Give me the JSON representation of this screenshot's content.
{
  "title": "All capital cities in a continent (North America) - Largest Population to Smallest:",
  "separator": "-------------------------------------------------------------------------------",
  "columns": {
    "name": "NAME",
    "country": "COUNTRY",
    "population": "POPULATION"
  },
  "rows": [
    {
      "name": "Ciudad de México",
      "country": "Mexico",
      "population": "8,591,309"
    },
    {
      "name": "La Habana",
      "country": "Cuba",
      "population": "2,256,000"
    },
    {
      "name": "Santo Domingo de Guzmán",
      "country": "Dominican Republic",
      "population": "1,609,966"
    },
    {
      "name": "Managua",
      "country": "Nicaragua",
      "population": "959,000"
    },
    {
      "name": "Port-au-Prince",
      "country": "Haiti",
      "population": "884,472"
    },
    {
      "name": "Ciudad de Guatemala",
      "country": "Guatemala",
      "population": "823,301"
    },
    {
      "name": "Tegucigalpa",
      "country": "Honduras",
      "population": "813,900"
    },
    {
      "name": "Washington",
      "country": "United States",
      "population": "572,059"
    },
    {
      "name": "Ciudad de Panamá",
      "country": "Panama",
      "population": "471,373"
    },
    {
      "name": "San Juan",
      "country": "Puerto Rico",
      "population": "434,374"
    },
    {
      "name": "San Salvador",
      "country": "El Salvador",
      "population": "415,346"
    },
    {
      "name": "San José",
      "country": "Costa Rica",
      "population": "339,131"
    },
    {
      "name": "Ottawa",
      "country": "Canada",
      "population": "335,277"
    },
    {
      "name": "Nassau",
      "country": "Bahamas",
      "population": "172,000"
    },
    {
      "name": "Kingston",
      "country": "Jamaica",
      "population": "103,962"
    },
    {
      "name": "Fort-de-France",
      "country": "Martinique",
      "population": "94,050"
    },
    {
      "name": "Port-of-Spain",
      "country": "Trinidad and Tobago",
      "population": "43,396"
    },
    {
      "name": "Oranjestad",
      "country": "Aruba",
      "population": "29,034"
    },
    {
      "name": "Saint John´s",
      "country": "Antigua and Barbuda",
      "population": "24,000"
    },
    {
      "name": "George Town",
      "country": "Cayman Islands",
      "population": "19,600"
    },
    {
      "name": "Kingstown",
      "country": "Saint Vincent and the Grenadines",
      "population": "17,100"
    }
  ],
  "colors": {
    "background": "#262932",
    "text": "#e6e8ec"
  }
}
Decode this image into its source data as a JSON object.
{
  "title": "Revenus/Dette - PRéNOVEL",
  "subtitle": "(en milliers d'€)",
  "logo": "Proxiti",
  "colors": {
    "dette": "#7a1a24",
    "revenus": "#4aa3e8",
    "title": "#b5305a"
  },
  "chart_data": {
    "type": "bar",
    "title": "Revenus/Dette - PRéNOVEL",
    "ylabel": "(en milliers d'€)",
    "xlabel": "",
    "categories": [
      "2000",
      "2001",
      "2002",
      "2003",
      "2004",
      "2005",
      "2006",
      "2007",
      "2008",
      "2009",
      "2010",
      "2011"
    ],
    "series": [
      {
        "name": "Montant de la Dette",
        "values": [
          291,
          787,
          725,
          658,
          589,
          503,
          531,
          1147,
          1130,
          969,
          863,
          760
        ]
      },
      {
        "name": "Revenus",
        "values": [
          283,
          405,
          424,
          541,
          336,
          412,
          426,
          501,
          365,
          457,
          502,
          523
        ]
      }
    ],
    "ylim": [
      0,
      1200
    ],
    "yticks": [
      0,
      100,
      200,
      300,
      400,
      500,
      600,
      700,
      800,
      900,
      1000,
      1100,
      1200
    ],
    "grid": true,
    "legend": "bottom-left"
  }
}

* * *

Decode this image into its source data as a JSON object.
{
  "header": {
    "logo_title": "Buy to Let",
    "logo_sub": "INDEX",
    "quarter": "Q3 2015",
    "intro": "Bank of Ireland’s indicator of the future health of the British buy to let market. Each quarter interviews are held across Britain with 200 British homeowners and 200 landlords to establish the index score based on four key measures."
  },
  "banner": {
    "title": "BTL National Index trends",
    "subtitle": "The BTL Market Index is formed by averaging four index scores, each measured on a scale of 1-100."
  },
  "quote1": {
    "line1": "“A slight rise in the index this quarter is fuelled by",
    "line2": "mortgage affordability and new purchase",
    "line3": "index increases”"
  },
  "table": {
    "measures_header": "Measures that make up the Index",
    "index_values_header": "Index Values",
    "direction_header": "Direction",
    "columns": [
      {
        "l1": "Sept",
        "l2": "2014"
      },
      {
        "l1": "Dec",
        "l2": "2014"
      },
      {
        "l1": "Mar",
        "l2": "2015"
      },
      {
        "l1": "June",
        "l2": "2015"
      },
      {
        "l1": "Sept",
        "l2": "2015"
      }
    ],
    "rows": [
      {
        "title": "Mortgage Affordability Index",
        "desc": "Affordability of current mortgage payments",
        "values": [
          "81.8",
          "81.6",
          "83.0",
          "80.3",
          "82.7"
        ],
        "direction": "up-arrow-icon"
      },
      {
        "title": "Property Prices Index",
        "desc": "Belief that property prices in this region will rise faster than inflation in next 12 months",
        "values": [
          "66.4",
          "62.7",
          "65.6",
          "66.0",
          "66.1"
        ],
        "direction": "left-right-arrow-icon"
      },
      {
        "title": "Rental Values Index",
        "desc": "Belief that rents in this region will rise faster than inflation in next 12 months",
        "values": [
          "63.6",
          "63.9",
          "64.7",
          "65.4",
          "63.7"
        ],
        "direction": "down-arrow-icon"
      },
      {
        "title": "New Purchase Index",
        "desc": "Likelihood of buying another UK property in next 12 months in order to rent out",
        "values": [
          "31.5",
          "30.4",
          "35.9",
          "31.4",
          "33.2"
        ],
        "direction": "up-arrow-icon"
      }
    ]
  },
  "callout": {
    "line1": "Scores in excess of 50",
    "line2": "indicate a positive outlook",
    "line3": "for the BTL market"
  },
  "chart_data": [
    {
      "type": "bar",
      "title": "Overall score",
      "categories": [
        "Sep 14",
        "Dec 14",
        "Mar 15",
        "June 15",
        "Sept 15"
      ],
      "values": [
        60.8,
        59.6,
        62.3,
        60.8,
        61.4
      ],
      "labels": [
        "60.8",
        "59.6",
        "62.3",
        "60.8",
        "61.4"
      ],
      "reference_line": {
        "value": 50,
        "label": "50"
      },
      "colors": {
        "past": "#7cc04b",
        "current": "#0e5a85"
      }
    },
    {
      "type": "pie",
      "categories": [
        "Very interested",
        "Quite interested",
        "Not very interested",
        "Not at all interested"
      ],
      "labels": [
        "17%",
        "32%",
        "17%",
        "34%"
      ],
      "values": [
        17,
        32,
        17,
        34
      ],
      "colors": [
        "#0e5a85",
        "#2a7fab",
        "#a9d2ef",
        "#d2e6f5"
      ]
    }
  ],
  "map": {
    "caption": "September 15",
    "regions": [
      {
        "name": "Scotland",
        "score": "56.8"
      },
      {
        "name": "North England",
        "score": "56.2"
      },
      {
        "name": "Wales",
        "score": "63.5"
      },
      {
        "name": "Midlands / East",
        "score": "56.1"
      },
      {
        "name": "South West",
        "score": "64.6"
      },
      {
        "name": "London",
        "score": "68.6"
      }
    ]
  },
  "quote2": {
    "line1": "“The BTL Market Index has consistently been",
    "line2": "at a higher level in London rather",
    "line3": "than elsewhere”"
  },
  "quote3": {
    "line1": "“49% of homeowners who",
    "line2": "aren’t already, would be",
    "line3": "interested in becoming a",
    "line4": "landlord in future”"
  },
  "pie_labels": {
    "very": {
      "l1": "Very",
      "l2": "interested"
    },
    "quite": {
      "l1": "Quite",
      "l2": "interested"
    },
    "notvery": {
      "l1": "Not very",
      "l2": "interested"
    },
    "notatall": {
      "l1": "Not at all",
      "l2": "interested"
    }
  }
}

--

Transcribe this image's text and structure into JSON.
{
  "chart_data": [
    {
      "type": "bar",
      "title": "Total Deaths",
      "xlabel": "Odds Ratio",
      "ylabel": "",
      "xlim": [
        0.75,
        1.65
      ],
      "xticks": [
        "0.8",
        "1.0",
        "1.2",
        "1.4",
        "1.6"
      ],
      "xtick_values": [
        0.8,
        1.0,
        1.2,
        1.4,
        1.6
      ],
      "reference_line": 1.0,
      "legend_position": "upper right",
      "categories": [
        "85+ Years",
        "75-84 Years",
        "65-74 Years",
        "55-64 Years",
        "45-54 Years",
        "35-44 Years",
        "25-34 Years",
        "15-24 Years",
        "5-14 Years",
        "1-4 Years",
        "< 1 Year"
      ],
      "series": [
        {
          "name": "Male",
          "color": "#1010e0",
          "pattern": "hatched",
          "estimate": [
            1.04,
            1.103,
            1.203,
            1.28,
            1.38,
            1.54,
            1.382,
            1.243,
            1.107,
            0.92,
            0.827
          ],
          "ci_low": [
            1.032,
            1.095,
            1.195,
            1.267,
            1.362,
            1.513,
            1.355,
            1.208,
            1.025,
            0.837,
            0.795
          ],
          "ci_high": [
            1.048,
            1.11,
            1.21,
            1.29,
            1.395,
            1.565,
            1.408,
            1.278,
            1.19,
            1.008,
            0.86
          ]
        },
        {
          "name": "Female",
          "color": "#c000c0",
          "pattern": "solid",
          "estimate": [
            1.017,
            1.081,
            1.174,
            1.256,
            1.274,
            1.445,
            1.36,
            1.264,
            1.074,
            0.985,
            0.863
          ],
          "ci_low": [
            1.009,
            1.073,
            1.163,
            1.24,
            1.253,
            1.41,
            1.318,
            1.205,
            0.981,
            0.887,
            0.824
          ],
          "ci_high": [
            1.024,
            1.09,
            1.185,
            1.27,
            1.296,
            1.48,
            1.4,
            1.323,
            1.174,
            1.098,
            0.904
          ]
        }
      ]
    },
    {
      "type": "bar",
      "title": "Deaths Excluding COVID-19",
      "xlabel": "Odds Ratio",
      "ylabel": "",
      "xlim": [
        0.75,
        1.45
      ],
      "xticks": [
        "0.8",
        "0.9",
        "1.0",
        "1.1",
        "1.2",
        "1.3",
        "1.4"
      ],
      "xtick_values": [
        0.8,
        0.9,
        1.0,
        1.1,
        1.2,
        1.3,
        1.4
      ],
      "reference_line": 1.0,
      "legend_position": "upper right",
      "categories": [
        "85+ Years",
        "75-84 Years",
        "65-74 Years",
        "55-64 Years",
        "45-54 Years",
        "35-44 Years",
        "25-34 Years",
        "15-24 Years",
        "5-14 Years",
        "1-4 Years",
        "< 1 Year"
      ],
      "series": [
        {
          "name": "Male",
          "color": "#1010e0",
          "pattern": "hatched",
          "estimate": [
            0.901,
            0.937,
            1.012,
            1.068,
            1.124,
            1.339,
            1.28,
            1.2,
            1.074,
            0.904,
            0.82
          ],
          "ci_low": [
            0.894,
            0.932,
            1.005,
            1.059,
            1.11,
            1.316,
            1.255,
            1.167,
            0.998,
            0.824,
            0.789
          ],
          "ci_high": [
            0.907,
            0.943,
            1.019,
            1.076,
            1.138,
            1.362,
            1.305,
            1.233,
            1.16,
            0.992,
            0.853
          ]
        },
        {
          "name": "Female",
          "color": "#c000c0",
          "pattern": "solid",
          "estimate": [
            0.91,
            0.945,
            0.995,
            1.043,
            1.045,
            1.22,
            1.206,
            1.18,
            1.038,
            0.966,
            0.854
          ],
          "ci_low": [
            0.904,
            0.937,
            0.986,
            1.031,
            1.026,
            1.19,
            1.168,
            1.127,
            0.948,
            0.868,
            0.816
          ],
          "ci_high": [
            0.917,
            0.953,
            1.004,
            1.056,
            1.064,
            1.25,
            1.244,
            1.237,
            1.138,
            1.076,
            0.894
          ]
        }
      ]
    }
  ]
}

SET PROBLEM ::
Exactly how many lines of the material contain the word "months"? Write the number alone.

ANSWER TO THE PROBLEM ::
3